*Stated problem*
Select all lines in the records that include "Documents".

*Source records*
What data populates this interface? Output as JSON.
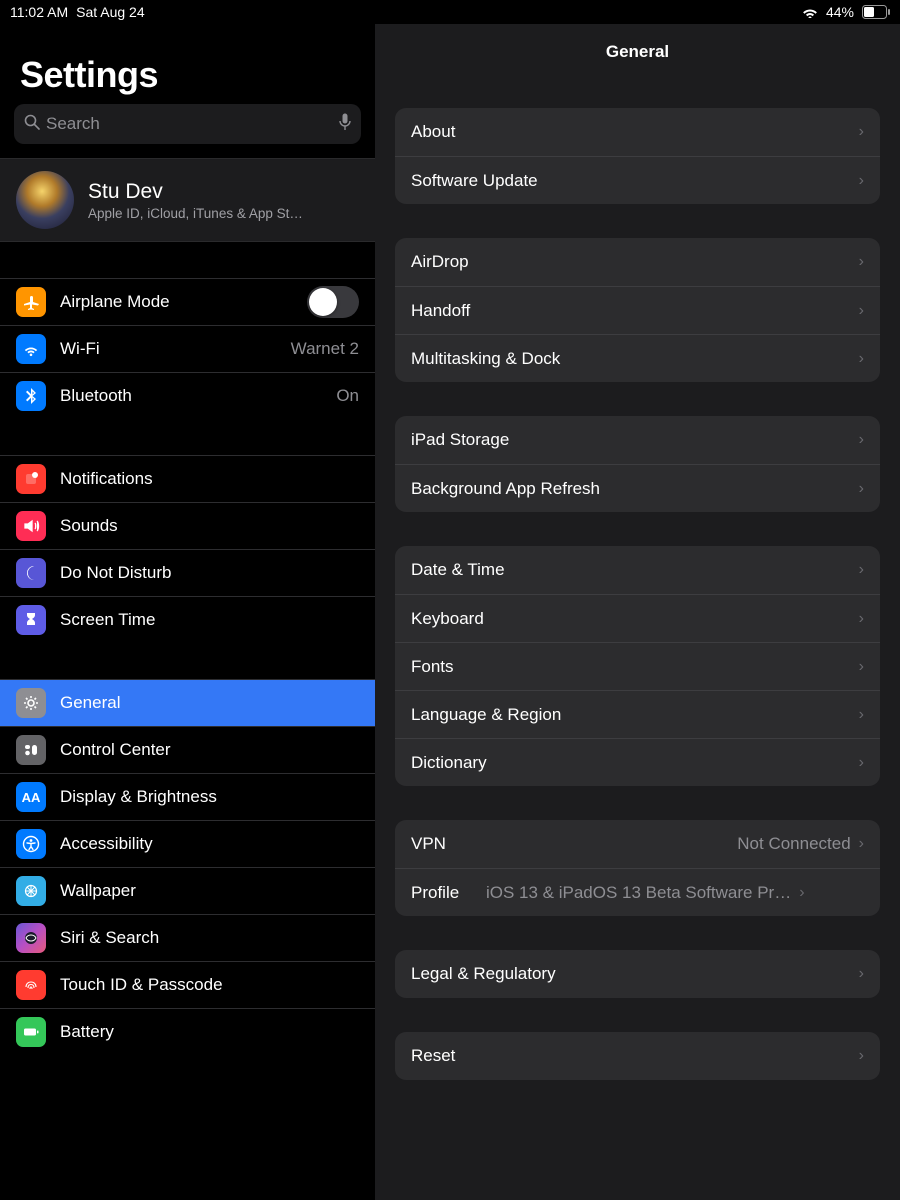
{
  "statusbar": {
    "time": "11:02 AM",
    "date": "Sat Aug 24",
    "battery_pct": "44%"
  },
  "sidebar": {
    "title": "Settings",
    "search_placeholder": "Search",
    "profile": {
      "name": "Stu Dev",
      "subtitle": "Apple ID, iCloud, iTunes & App St…"
    },
    "g1": {
      "airplane": "Airplane Mode",
      "wifi": "Wi-Fi",
      "wifi_value": "Warnet 2",
      "bluetooth": "Bluetooth",
      "bluetooth_value": "On"
    },
    "g2": {
      "notifications": "Notifications",
      "sounds": "Sounds",
      "dnd": "Do Not Disturb",
      "screentime": "Screen Time"
    },
    "g3": {
      "general": "General",
      "control_center": "Control Center",
      "display": "Display & Brightness",
      "accessibility": "Accessibility",
      "wallpaper": "Wallpaper",
      "siri": "Siri & Search",
      "touchid": "Touch ID & Passcode",
      "battery": "Battery"
    }
  },
  "detail": {
    "title": "General",
    "g1": {
      "about": "About",
      "software_update": "Software Update"
    },
    "g2": {
      "airdrop": "AirDrop",
      "handoff": "Handoff",
      "multitasking": "Multitasking & Dock"
    },
    "g3": {
      "storage": "iPad Storage",
      "bg_refresh": "Background App Refresh"
    },
    "g4": {
      "date_time": "Date & Time",
      "keyboard": "Keyboard",
      "fonts": "Fonts",
      "language": "Language & Region",
      "dictionary": "Dictionary"
    },
    "g5": {
      "vpn": "VPN",
      "vpn_value": "Not Connected",
      "profile": "Profile",
      "profile_value": "iOS 13 & iPadOS 13 Beta Software Pr…"
    },
    "g6": {
      "legal": "Legal & Regulatory"
    },
    "g7": {
      "reset": "Reset"
    }
  }
}
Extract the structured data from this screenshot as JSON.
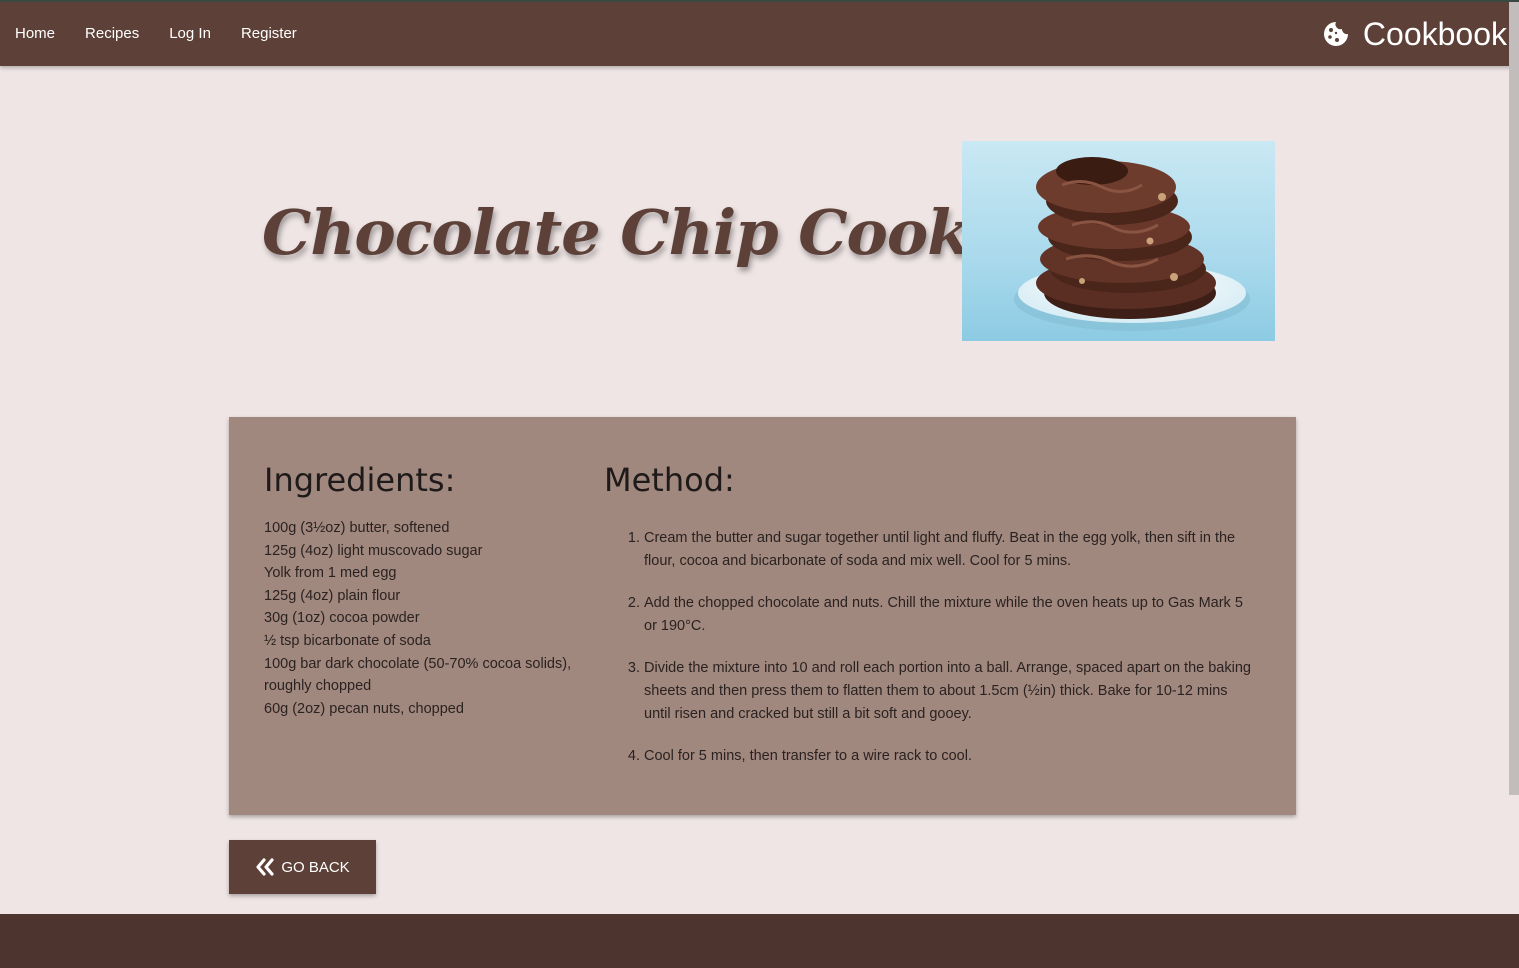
{
  "nav": {
    "links": [
      "Home",
      "Recipes",
      "Log In",
      "Register"
    ],
    "brand": "Cookbook",
    "brand_icon": "cookie-icon"
  },
  "recipe": {
    "title": "Chocolate Chip Cookies",
    "image_icon": "cookie-stack-photo",
    "ingredients_heading": "Ingredients:",
    "ingredients": [
      "100g (3½oz) butter, softened",
      "125g (4oz) light muscovado sugar",
      "Yolk from 1 med egg",
      "125g (4oz) plain flour",
      "30g (1oz) cocoa powder",
      "½ tsp bicarbonate of soda",
      "100g bar dark chocolate (50-70% cocoa solids), roughly chopped",
      "60g (2oz) pecan nuts, chopped"
    ],
    "method_heading": "Method:",
    "method": [
      "Cream the butter and sugar together until light and fluffy. Beat in the egg yolk, then sift in the flour, cocoa and bicarbonate of soda and mix well. Cool for 5 mins.",
      "Add the chopped chocolate and nuts. Chill the mixture while the oven heats up to Gas Mark 5 or 190°C.",
      "Divide the mixture into 10 and roll each portion into a ball. Arrange, spaced apart on the baking sheets and then press them to flatten them to about 1.5cm (½in) thick. Bake for 10-12 mins until risen and cracked but still a bit soft and gooey.",
      "Cool for 5 mins, then transfer to a wire rack to cool."
    ]
  },
  "back_button": {
    "label": "GO BACK",
    "icon": "double-chevron-left-icon"
  },
  "colors": {
    "navbar": "#5d4037",
    "page_bg": "#efe5e5",
    "card_bg": "#a1887f",
    "footer": "#4e342e"
  }
}
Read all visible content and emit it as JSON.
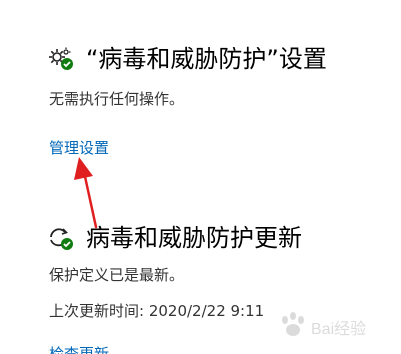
{
  "threat_protection_settings": {
    "icon": "gear-check-icon",
    "title": "“病毒和威胁防护”设置",
    "description": "无需执行任何操作。",
    "manage_link": "管理设置"
  },
  "threat_protection_updates": {
    "icon": "refresh-check-icon",
    "title": "病毒和威胁防护更新",
    "status": "保护定义已是最新。",
    "last_update": "上次更新时间: 2020/2/22 9:11",
    "cut_off_link": "检查更新"
  },
  "annotation": {
    "arrow_color": "#e02020"
  },
  "watermark": {
    "icon": "paw-logo",
    "text": "Bai经验"
  },
  "colors": {
    "link": "#0067b8",
    "status_ok": "#107c10"
  }
}
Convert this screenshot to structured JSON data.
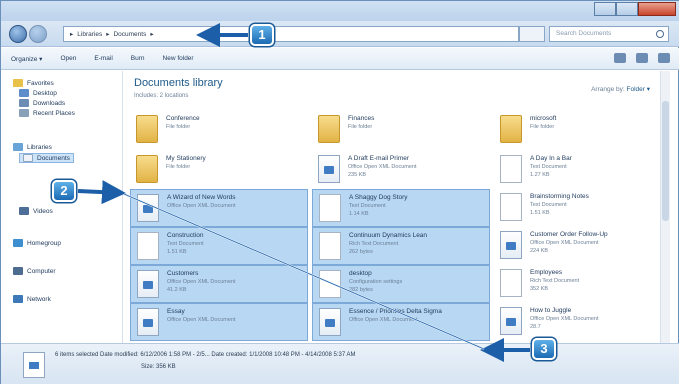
{
  "address": {
    "crumbs": [
      "Libraries",
      "Documents"
    ],
    "search_placeholder": "Search Documents"
  },
  "toolbar": {
    "items": [
      "Organize ▾",
      "Open",
      "E-mail",
      "Burn",
      "New folder"
    ]
  },
  "nav_pane": {
    "favorites": "Favorites",
    "desktop": "Desktop",
    "downloads": "Downloads",
    "recent_places": "Recent Places",
    "libraries": "Libraries",
    "documents": "Documents",
    "videos": "Videos",
    "homegroup": "Homegroup",
    "computer": "Computer",
    "network": "Network"
  },
  "library": {
    "title": "Documents library",
    "subtitle": "Includes: 2 locations",
    "arrange_label": "Arrange by:",
    "arrange_value": "Folder ▾"
  },
  "files": [
    {
      "name": "Conference",
      "type": "File folder",
      "size": "",
      "icon": "folder",
      "selected": false
    },
    {
      "name": "Finances",
      "type": "File folder",
      "size": "",
      "icon": "folder",
      "selected": false
    },
    {
      "name": "microsoft",
      "type": "File folder",
      "size": "",
      "icon": "folder",
      "selected": false
    },
    {
      "name": "My Stationery",
      "type": "File folder",
      "size": "",
      "icon": "folder",
      "selected": false
    },
    {
      "name": "A Draft E-mail Primer",
      "type": "Office Open XML Document",
      "size": "235 KB",
      "icon": "doc",
      "selected": false
    },
    {
      "name": "A Day In a Bar",
      "type": "Text Document",
      "size": "1.27 KB",
      "icon": "txt",
      "selected": false
    },
    {
      "name": "A Wizard of New Words",
      "type": "Office Open XML Document",
      "size": "",
      "icon": "doc",
      "selected": true
    },
    {
      "name": "A Shaggy Dog Story",
      "type": "Text Document",
      "size": "1.14 KB",
      "icon": "txt",
      "selected": true
    },
    {
      "name": "Brainstorming Notes",
      "type": "Text Document",
      "size": "1.51 KB",
      "icon": "txt",
      "selected": false
    },
    {
      "name": "Construction",
      "type": "Text Document",
      "size": "1.51 KB",
      "icon": "txt",
      "selected": true
    },
    {
      "name": "Continuum Dynamics Lean",
      "type": "Rich Text Document",
      "size": "262 bytes",
      "icon": "txt",
      "selected": true
    },
    {
      "name": "Customer Order Follow-Up",
      "type": "Office Open XML Document",
      "size": "224 KB",
      "icon": "doc",
      "selected": false
    },
    {
      "name": "Customers",
      "type": "Office Open XML Document",
      "size": "41.2 KB",
      "icon": "doc",
      "selected": true
    },
    {
      "name": "desktop",
      "type": "Configuration settings",
      "size": "282 bytes",
      "icon": "txt",
      "selected": true
    },
    {
      "name": "Employees",
      "type": "Rich Text Document",
      "size": "352 KB",
      "icon": "txt",
      "selected": false
    },
    {
      "name": "Essay",
      "type": "Office Open XML Document",
      "size": "",
      "icon": "doc",
      "selected": true
    },
    {
      "name": "Essence / Priorities Delta Sigma",
      "type": "Office Open XML Document",
      "size": "",
      "icon": "doc",
      "selected": true
    },
    {
      "name": "How to Juggle",
      "type": "Office Open XML Document",
      "size": "28.7",
      "icon": "doc",
      "selected": false
    }
  ],
  "details": {
    "line1": "6 items selected   Date modified: 6/12/2006 1:58 PM - 2/5...   Date created: 1/1/2008 10:48 PM - 4/14/2008 5:37 AM",
    "line2": "Size: 356 KB"
  },
  "callouts": [
    "1",
    "2",
    "3"
  ]
}
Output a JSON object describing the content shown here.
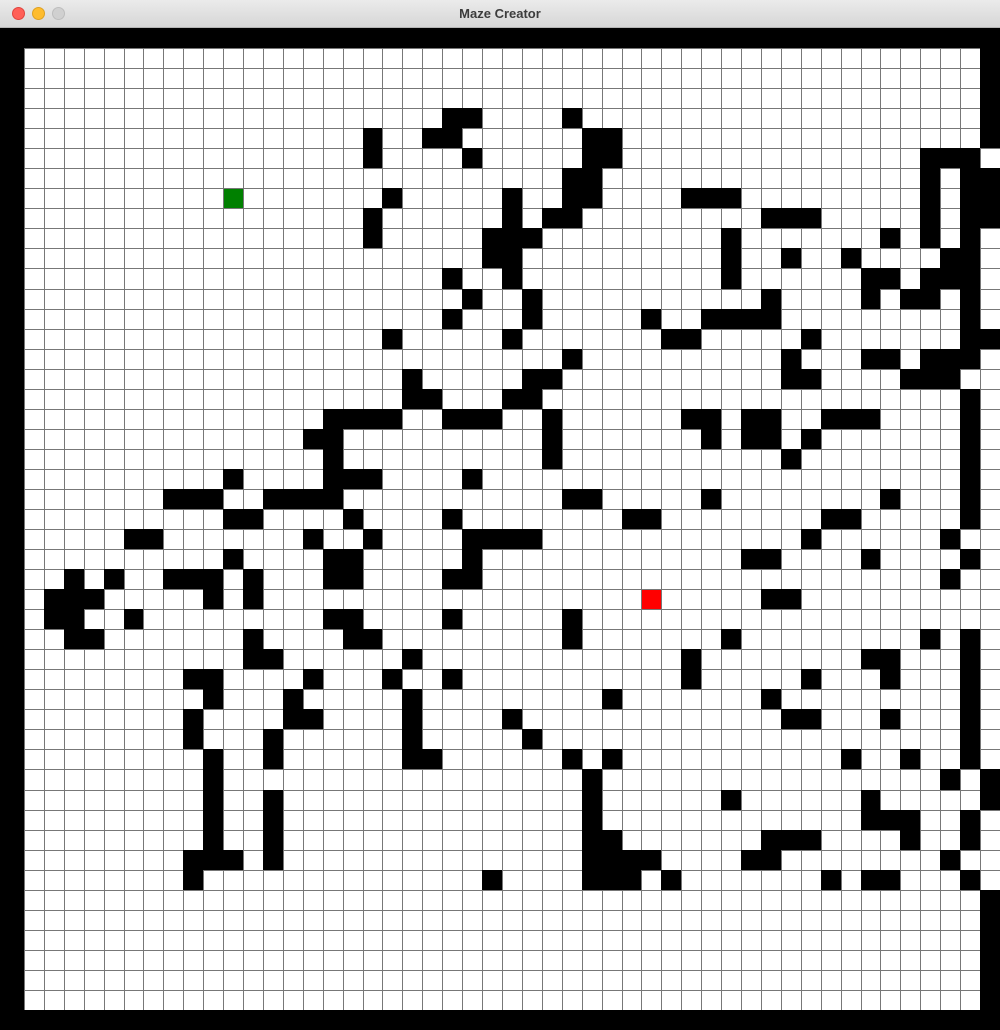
{
  "window": {
    "title": "Maze Creator"
  },
  "colors": {
    "wall": "#000000",
    "empty": "#ffffff",
    "grid_line": "#777777",
    "start": "#008000",
    "end": "#ff0000"
  },
  "maze": {
    "columns": 50,
    "rows": 50,
    "start": [
      11,
      8
    ],
    "end": [
      32,
      28
    ],
    "walls": [
      "##################################################",
      "#................................................#",
      "#................................................#",
      "#................................................#",
      "#.....................##....#....................#",
      "#.................#..##......##..................#",
      "#.................#....#.....##...............###",
      "#...........................##................#.##",
      "#..................#.....#..##....###.........#.##",
      "#.................#......#.##.........###.....#.##",
      "#.................#.....###.........#.......#.#.#.",
      "#.......................##..........#..#..#....##",
      "#.....................#..#..........#......##.###",
      "#......................#..#...........#....#.##.#",
      "#.....................#...#.....#..####.........#",
      "#..................#.....#.......##.....#.......##",
      "#...........................#..........#...##.###",
      "#...................#.....##...........##....###.",
      "#...................##...##.....................#",
      "#...............####..###..#......##.##..###....#",
      "#..............##..........#.......#.##.#.......#",
      "#...............#..........#...........#........#",
      "#..........#....###....#........................#",
      "#.......###..####...........##.....#........#...#",
      "#..........##....#....#........##........##.....#",
      "#.....##.......#..#....####.............#......#.",
      "#..........#....##.....#.............##....#....#",
      "#..#.#..###.#...##....##.......................#.",
      "#.###.....#.#...................#.....##.........",
      "#.##..#.........##....#.....#.....................",
      "#..##.......#....##.........#.......#.........#.#",
      "#...........##......#.............#........##...#",
      "#........##....#...#..#...........#.....#...#...#",
      "#.........#...#.....#.........#.......#.........#",
      "#........#....##....#....#.............##...#...#",
      "#........#...#......#.....#.....................#",
      "#.........#..#......##......#.#...........#..#..#",
      "#.........#..................#.................#.#",
      "#.........#..#...............#......#......#.....#",
      "#.........#..#...............#.............###..#",
      "#.........#..#...............##.......###....#..#",
      "#........###.#...............####....##........#",
      "#........#..............#....###.#.......#.##...#",
      "#................................................#",
      "#................................................#",
      "#................................................#",
      "#................................................#",
      "#................................................#",
      "#................................................#",
      "##################################################"
    ]
  }
}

*Correct result*
      "Documents"
    "search_placeholder": "Search Documents"
    "documents": "Documents",
    "title": "Documents library",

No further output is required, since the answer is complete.